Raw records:
----------

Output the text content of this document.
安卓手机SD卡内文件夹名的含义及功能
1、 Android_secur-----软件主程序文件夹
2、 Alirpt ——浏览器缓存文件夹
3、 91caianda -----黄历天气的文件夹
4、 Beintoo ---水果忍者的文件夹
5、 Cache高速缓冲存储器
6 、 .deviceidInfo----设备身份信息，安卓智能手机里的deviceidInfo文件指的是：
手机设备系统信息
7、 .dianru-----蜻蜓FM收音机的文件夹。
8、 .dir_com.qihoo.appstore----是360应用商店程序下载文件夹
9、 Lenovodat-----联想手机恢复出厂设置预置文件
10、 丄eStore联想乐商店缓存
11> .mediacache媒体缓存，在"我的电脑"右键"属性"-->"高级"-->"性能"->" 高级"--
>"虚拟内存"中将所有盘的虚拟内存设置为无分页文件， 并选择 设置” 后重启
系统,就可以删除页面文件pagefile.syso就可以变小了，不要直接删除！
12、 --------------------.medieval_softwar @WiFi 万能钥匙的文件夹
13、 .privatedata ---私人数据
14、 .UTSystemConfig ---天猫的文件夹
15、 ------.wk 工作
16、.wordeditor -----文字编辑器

----------

WHAT THIS TASK INVOLVES: The records above must be output exactly, in full.

SOLVED PROBLEM:
Output the text content of this document.
安卓手机SD卡内文件夹名的含义及功能
1、 Android_secur-----软件主程序文件夹
2、 Alirpt ——浏览器缓存文件夹
3、 91caianda -----黄历天气的文件夹
4、 Beintoo ---水果忍者的文件夹
5、 Cache高速缓冲存储器
6 、 .deviceidInfo----设备身份信息，安卓智能手机里的deviceidInfo文件指的是：
手机设备系统信息
7、 .dianru-----蜻蜓FM收音机的文件夹。
8、 .dir_com.qihoo.appstore----是360应用商店程序下载文件夹
9、 Lenovodat-----联想手机恢复出厂设置预置文件
10、 丄eStore联想乐商店缓存
11> .mediacache媒体缓存，在"我的电脑"右键"属性"-->"高级"-->"性能"->" 高级"--
>"虚拟内存"中将所有盘的虚拟内存设置为无分页文件， 并选择 设置” 后重启
系统,就可以删除页面文件pagefile.syso就可以变小了，不要直接删除！
12、 --------------------.medieval_softwar @WiFi 万能钥匙的文件夹
13、 .privatedata ---私人数据
14、 .UTSystemConfig ---天猫的文件夹
15、 ------.wk 工作
16、.wordeditor -----文字编辑器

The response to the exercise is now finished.